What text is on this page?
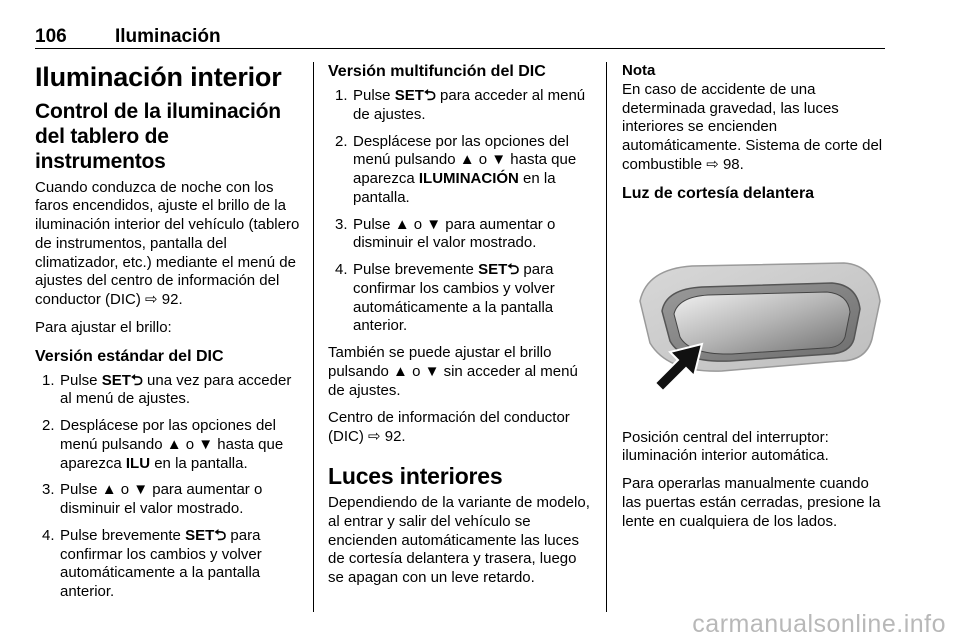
106	Iluminación
Iluminación interior
Control de la iluminación del tablero de instrumentos

Cuando conduzca de noche con los faros encendidos, ajuste el brillo de la iluminación interior del vehículo (tablero de instrumentos, pantalla del climatizador, etc.) mediante el menú de ajustes del centro de información del conductor (DIC) ⇨ 92.

Para ajustar el brillo:

Versión estándar del DIC
1. Pulse SET⮌ una vez para acceder al menú de ajustes.
2. Desplácese por las opciones del menú pulsando ▲ o ▼ hasta que aparezca ILU en la pantalla.
3. Pulse ▲ o ▼ para aumentar o disminuir el valor mostrado.
4. Pulse brevemente SET⮌ para confirmar los cambios y volver automáticamente a la pantalla anterior.
Versión multifunción del DIC
1. Pulse SET⮌ para acceder al menú de ajustes.
2. Desplácese por las opciones del menú pulsando ▲ o ▼ hasta que aparezca ILUMINACIÓN en la pantalla.
3. Pulse ▲ o ▼ para aumentar o disminuir el valor mostrado.
4. Pulse brevemente SET⮌ para confirmar los cambios y volver automáticamente a la pantalla anterior.

También se puede ajustar el brillo pulsando ▲ o ▼ sin acceder al menú de ajustes.

Centro de información del conductor (DIC) ⇨ 92.

Luces interiores

Dependiendo de la variante de modelo, al entrar y salir del vehículo se encienden automáticamente las luces de cortesía delantera y trasera, luego se apagan con un leve retardo.

Nota

En caso de accidente de una determinada gravedad, las luces interiores se encienden automáticamente. Sistema de corte del combustible ⇨ 98.

Luz de cortesía delantera

Posición central del interruptor: iluminación interior automática.

Para operarlas manualmente cuando las puertas están cerradas, presione la lente en cualquiera de los lados.

carmanualsonline.info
....
Determine how many lines of the listing above hold the word "Versión". Report that number without anything else.

RESPONSE: 2